PROBLEM REQUIREMENTS » Select, from the data, each line where "утверждения" occurs.

[Dataset entries]
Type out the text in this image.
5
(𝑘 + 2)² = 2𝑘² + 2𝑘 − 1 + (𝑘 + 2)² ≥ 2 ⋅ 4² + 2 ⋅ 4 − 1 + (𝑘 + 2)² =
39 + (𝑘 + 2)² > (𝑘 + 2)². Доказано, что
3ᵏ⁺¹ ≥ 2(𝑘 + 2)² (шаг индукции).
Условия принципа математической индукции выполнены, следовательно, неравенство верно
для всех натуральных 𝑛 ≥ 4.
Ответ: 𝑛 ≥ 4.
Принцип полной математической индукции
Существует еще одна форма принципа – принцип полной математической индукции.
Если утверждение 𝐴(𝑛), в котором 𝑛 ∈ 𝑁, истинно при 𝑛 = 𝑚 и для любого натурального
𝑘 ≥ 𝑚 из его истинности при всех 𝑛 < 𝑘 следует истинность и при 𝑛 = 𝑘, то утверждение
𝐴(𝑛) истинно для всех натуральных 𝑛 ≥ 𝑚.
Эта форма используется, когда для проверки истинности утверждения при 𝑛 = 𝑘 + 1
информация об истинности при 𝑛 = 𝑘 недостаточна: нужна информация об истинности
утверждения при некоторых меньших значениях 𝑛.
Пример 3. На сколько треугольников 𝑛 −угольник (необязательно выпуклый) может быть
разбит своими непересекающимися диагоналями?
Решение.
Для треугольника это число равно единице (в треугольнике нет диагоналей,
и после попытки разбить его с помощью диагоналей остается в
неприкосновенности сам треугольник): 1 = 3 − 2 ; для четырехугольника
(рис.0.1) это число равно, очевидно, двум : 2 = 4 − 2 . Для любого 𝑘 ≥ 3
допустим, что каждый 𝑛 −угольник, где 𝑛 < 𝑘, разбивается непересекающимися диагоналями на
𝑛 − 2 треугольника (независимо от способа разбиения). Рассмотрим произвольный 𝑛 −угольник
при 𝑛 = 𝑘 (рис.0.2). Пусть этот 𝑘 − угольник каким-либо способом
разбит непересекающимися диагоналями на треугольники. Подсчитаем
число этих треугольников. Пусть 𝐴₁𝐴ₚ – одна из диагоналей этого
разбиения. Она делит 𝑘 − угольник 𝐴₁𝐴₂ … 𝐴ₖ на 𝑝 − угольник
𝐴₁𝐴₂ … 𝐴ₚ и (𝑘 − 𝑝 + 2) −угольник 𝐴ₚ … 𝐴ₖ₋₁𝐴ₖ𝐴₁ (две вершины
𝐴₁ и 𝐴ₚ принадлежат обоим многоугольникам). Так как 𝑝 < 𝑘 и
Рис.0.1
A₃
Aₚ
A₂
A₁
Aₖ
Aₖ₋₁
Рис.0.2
==
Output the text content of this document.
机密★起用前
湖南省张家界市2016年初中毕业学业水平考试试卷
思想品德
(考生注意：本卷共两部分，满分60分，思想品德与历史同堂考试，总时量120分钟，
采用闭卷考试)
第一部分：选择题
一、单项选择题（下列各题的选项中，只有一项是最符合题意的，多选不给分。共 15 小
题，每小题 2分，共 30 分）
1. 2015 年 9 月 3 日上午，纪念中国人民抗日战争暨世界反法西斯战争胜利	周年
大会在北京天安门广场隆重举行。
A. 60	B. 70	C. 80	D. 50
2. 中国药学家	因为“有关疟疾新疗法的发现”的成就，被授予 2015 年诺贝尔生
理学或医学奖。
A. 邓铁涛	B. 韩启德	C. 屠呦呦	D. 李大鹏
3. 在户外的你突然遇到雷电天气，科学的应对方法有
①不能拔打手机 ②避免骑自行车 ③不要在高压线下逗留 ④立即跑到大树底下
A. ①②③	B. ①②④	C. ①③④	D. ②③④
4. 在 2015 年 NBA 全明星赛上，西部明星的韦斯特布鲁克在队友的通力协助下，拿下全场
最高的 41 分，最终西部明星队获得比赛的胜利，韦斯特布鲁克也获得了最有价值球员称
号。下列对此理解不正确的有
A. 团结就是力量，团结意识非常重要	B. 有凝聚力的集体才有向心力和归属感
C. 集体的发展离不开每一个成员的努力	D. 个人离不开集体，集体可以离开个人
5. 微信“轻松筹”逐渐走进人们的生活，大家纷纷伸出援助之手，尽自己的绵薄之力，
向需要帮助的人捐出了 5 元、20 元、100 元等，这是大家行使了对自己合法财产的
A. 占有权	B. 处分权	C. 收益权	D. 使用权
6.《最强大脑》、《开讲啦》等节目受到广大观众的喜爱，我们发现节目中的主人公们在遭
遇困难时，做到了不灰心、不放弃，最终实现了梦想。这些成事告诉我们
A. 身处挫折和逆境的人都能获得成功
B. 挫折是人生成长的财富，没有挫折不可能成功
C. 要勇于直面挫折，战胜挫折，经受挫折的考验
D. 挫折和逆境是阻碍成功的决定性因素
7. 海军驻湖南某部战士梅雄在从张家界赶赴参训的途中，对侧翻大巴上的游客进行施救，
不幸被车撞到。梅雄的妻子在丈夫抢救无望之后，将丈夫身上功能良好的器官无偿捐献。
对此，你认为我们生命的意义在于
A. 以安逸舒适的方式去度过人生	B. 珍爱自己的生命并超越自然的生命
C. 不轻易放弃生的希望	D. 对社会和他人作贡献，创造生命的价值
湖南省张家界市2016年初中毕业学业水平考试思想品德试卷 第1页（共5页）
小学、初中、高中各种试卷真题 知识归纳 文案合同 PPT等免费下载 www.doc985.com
...
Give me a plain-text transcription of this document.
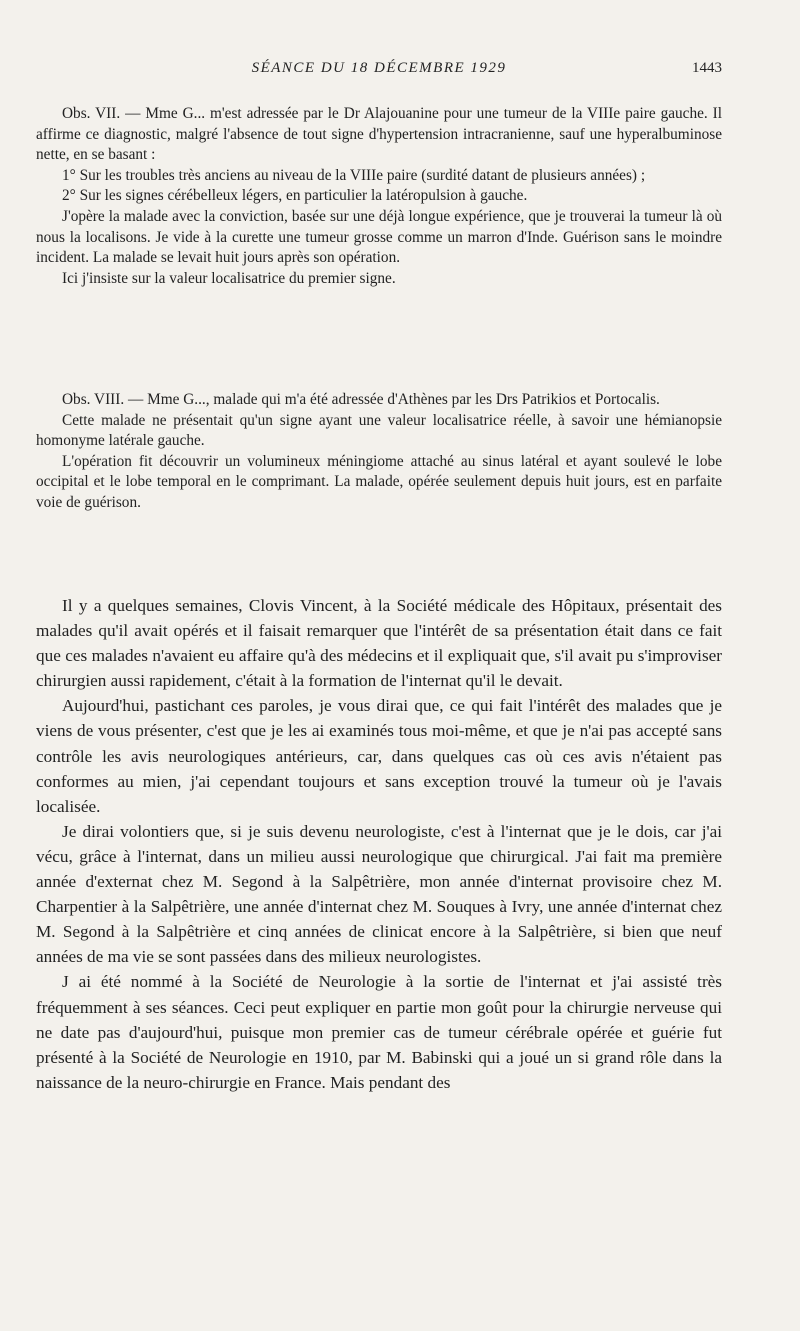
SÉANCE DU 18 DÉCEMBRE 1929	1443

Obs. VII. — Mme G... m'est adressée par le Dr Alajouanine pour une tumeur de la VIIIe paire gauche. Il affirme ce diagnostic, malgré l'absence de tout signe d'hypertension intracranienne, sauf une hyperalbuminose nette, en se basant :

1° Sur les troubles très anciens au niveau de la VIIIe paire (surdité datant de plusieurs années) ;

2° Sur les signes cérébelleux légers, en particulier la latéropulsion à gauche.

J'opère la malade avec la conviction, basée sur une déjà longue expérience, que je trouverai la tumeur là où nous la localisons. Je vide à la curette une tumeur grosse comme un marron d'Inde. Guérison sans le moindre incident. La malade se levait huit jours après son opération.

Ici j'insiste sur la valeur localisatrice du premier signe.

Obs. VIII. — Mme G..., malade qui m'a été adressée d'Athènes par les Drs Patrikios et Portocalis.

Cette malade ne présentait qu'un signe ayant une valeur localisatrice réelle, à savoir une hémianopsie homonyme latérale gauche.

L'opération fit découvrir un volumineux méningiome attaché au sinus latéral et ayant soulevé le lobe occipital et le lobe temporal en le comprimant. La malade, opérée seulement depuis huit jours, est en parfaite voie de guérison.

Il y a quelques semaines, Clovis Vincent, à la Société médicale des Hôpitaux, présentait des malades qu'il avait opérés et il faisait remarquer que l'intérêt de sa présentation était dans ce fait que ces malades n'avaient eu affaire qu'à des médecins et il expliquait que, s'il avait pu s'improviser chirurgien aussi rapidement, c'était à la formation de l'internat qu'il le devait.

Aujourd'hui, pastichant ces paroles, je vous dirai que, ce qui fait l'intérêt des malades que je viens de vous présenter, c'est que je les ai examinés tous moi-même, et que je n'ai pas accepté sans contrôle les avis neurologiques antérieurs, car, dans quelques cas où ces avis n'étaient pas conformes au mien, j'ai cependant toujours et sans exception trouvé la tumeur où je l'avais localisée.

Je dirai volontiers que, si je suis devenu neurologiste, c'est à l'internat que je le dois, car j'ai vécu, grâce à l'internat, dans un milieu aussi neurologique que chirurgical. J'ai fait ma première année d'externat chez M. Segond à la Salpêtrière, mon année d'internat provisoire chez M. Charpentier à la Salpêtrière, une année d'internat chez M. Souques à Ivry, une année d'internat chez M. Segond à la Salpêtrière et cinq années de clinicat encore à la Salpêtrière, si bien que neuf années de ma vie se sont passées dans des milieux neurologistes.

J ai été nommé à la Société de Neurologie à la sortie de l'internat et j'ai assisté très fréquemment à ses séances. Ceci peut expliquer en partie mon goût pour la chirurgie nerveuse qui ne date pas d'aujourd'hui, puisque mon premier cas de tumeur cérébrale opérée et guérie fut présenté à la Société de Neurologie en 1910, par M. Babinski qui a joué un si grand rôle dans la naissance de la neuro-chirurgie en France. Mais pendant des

TASK OUTPUT »
Эта форма используется, когда для проверки истинности утверждения при 𝑛 = 𝑘 + 1
утверждения при некоторых меньших значениях 𝑛.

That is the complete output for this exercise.